§ Stored data:

____

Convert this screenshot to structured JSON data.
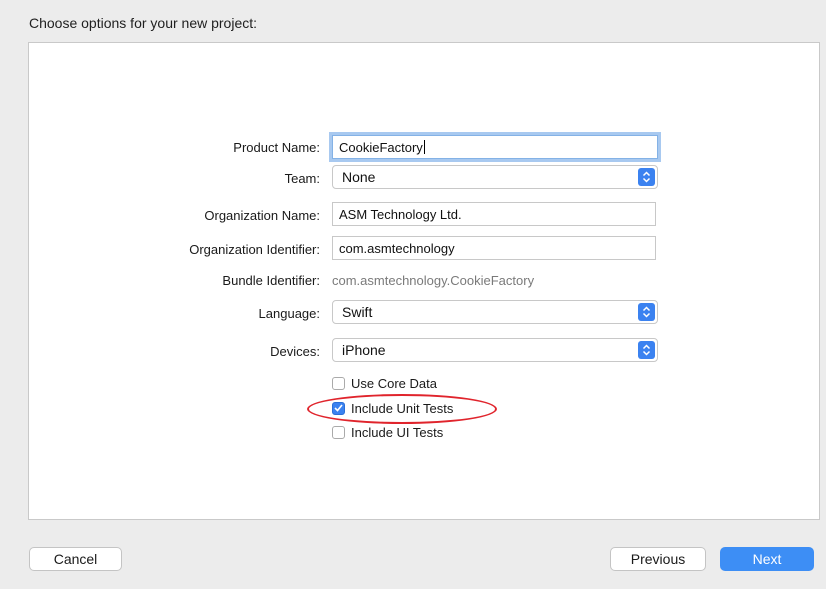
{
  "heading": "Choose options for your new project:",
  "form": {
    "product_name": {
      "label": "Product Name:",
      "value": "CookieFactory"
    },
    "team": {
      "label": "Team:",
      "value": "None"
    },
    "org_name": {
      "label": "Organization Name:",
      "value": "ASM Technology Ltd."
    },
    "org_id": {
      "label": "Organization Identifier:",
      "value": "com.asmtechnology"
    },
    "bundle_id": {
      "label": "Bundle Identifier:",
      "value": "com.asmtechnology.CookieFactory"
    },
    "language": {
      "label": "Language:",
      "value": "Swift"
    },
    "devices": {
      "label": "Devices:",
      "value": "iPhone"
    },
    "options": [
      {
        "label": "Use Core Data",
        "checked": false
      },
      {
        "label": "Include Unit Tests",
        "checked": true
      },
      {
        "label": "Include UI Tests",
        "checked": false
      }
    ]
  },
  "buttons": {
    "cancel": "Cancel",
    "previous": "Previous",
    "next": "Next"
  },
  "colors": {
    "accent": "#3b82f0",
    "annotation": "#e0242c"
  }
}
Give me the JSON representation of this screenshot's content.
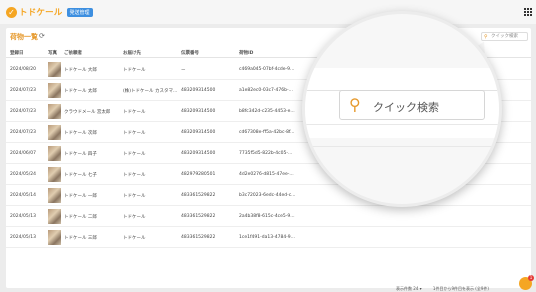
{
  "header": {
    "logo_text": "トドケール",
    "badge": "発送管理"
  },
  "main": {
    "title": "荷物一覧",
    "search_placeholder": "クイック検索"
  },
  "table": {
    "columns": [
      "登録日",
      "写真",
      "ご依頼者",
      "お届け先",
      "伝票番号",
      "荷物ID"
    ],
    "rows": [
      {
        "date": "2024/08/20",
        "sender": "トドケール 大郎",
        "dest": "トドケール",
        "track": "ー",
        "uid": "c469a045-07bf-4cde-9..."
      },
      {
        "date": "2024/07/23",
        "sender": "トドケール 太郎",
        "dest": "(株)トドケール カスタマ...",
        "track": "483209314500",
        "uid": "a1e82ec0-03c7-476b-..."
      },
      {
        "date": "2024/07/23",
        "sender": "クラウドメール 宮太郎",
        "dest": "トドケール",
        "track": "483209314500",
        "uid": "b8fc342d-c235-4453-e..."
      },
      {
        "date": "2024/07/23",
        "sender": "トドケール 次郎",
        "dest": "トドケール",
        "track": "483209314500",
        "uid": "cd67308e-ff5a-42bc-8f..."
      },
      {
        "date": "2024/06/07",
        "sender": "トドケール 四子",
        "dest": "トドケール",
        "track": "483209314500",
        "uid": "7735f5d5-822b-4c05-..."
      },
      {
        "date": "2024/05/24",
        "sender": "トドケール 七子",
        "dest": "トドケール",
        "track": "482979280501",
        "uid": "4d2e0276-d815-47ee-..."
      },
      {
        "date": "2024/05/14",
        "sender": "トドケール 一郎",
        "dest": "トドケール",
        "track": "483361529822",
        "uid": "b3c72023-6edc-44ed-c..."
      },
      {
        "date": "2024/05/13",
        "sender": "トドケール 二郎",
        "dest": "トドケール",
        "track": "483361529822",
        "uid": "2a4b38f8-615c-4ce5-9..."
      },
      {
        "date": "2024/05/13",
        "sender": "トドケール 三郎",
        "dest": "トドケール",
        "track": "483361529822",
        "uid": "1ce1f491-da13-4784-9..."
      }
    ]
  },
  "footer": {
    "per_page": "表示件数 24 ▾",
    "range": "1件目から9件目を表示 (全9件)"
  },
  "chat": {
    "badge": "1"
  },
  "colors": {
    "accent": "#e69a2e",
    "brand": "#f5a623",
    "badge_blue": "#3d8fe0"
  }
}
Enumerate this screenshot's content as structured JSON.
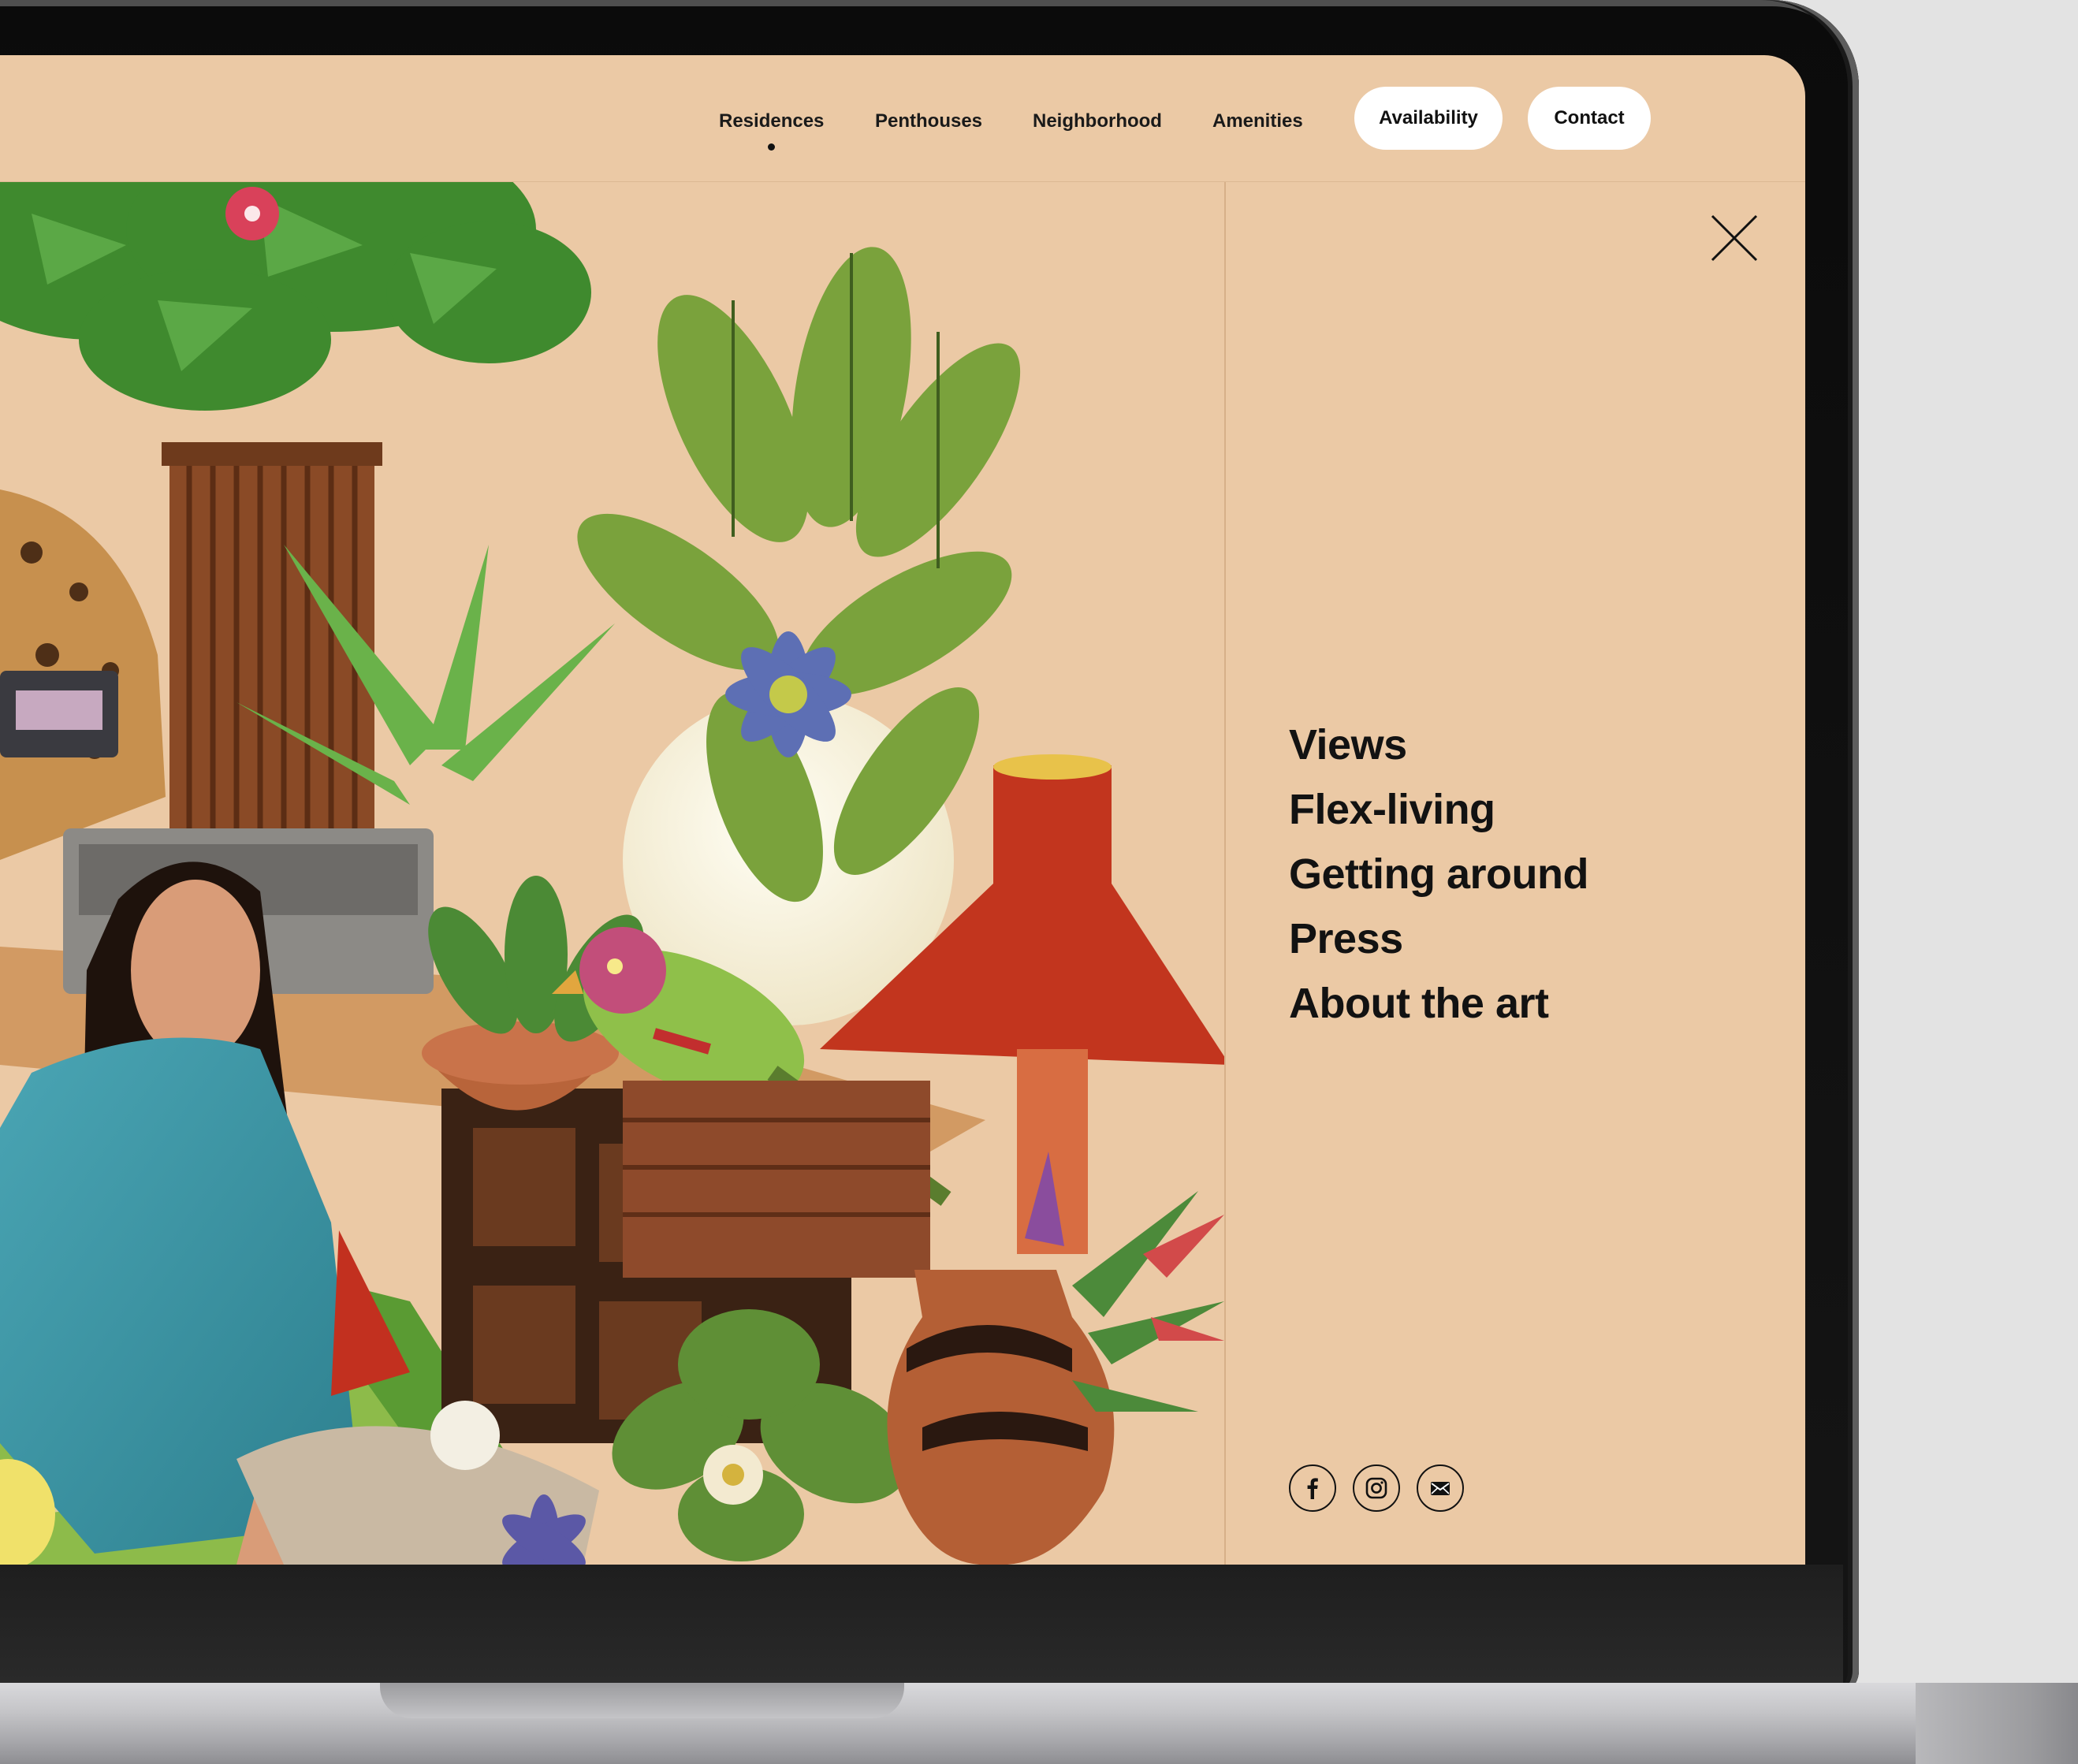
{
  "header": {
    "nav": [
      "Residences",
      "Penthouses",
      "Neighborhood",
      "Amenities"
    ],
    "active_index": 0,
    "buttons": {
      "availability": "Availability",
      "contact": "Contact"
    }
  },
  "menu": {
    "items": [
      "Views",
      "Flex-living",
      "Getting around",
      "Press",
      "About the art"
    ]
  },
  "social": [
    "facebook-icon",
    "instagram-icon",
    "email-icon"
  ],
  "colors": {
    "background": "#ebc9a5",
    "text": "#121212",
    "pill": "#ffffff",
    "bezel": "#0b0b0b"
  }
}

____

§ Exercise requirements:
Give all the entries again exactly, dropping each picture.

§ Exercise solution:
Convert this screenshot to structured JSON data.
{
  "heading": "Choose options for your new project:",
  "form": {
    "product_name": {
      "label": "Product Name:",
      "value": "CookieFactory"
    },
    "team": {
      "label": "Team:",
      "value": "None"
    },
    "org_name": {
      "label": "Organization Name:",
      "value": "ASM Technology Ltd."
    },
    "org_id": {
      "label": "Organization Identifier:",
      "value": "com.asmtechnology"
    },
    "bundle_id": {
      "label": "Bundle Identifier:",
      "value": "com.asmtechnology.CookieFactory"
    },
    "language": {
      "label": "Language:",
      "value": "Swift"
    },
    "devices": {
      "label": "Devices:",
      "value": "iPhone"
    },
    "options": [
      {
        "label": "Use Core Data",
        "checked": false
      },
      {
        "label": "Include Unit Tests",
        "checked": true
      },
      {
        "label": "Include UI Tests",
        "checked": false
      }
    ]
  },
  "buttons": {
    "cancel": "Cancel",
    "previous": "Previous",
    "next": "Next"
  },
  "colors": {
    "accent": "#3b82f0",
    "annotation": "#e0242c"
  }
}
Give me the JSON representation of this screenshot's content.
{
  "header": {
    "logo_text": "トドケール",
    "badge": "発送管理"
  },
  "main": {
    "title": "荷物一覧",
    "search_placeholder": "クイック検索"
  },
  "table": {
    "columns": [
      "登録日",
      "写真",
      "ご依頼者",
      "お届け先",
      "伝票番号",
      "荷物ID"
    ],
    "rows": [
      {
        "date": "2024/08/20",
        "sender": "トドケール 大郎",
        "dest": "トドケール",
        "track": "ー",
        "uid": "c469a045-07bf-4cde-9..."
      },
      {
        "date": "2024/07/23",
        "sender": "トドケール 太郎",
        "dest": "(株)トドケール カスタマ...",
        "track": "483209314500",
        "uid": "a1e82ec0-03c7-476b-..."
      },
      {
        "date": "2024/07/23",
        "sender": "クラウドメール 宮太郎",
        "dest": "トドケール",
        "track": "483209314500",
        "uid": "b8fc342d-c235-4453-e..."
      },
      {
        "date": "2024/07/23",
        "sender": "トドケール 次郎",
        "dest": "トドケール",
        "track": "483209314500",
        "uid": "cd67308e-ff5a-42bc-8f..."
      },
      {
        "date": "2024/06/07",
        "sender": "トドケール 四子",
        "dest": "トドケール",
        "track": "483209314500",
        "uid": "7735f5d5-822b-4c05-..."
      },
      {
        "date": "2024/05/24",
        "sender": "トドケール 七子",
        "dest": "トドケール",
        "track": "482979280501",
        "uid": "4d2e0276-d815-47ee-..."
      },
      {
        "date": "2024/05/14",
        "sender": "トドケール 一郎",
        "dest": "トドケール",
        "track": "483361529822",
        "uid": "b3c72023-6edc-44ed-c..."
      },
      {
        "date": "2024/05/13",
        "sender": "トドケール 二郎",
        "dest": "トドケール",
        "track": "483361529822",
        "uid": "2a4b38f8-615c-4ce5-9..."
      },
      {
        "date": "2024/05/13",
        "sender": "トドケール 三郎",
        "dest": "トドケール",
        "track": "483361529822",
        "uid": "1ce1f491-da13-4784-9..."
      }
    ]
  },
  "footer": {
    "per_page": "表示件数 24 ▾",
    "range": "1件目から9件目を表示 (全9件)"
  },
  "chat": {
    "badge": "1"
  },
  "colors": {
    "accent": "#e69a2e",
    "brand": "#f5a623",
    "badge_blue": "#3d8fe0"
  }
}
Enumerate this screenshot's content as structured JSON.
{
  "header": {
    "nav": [
      "Residences",
      "Penthouses",
      "Neighborhood",
      "Amenities"
    ],
    "active_index": 0,
    "buttons": {
      "availability": "Availability",
      "contact": "Contact"
    }
  },
  "menu": {
    "items": [
      "Views",
      "Flex-living",
      "Getting around",
      "Press",
      "About the art"
    ]
  },
  "social": [
    "facebook-icon",
    "instagram-icon",
    "email-icon"
  ],
  "colors": {
    "background": "#ebc9a5",
    "text": "#121212",
    "pill": "#ffffff",
    "bezel": "#0b0b0b"
  }
}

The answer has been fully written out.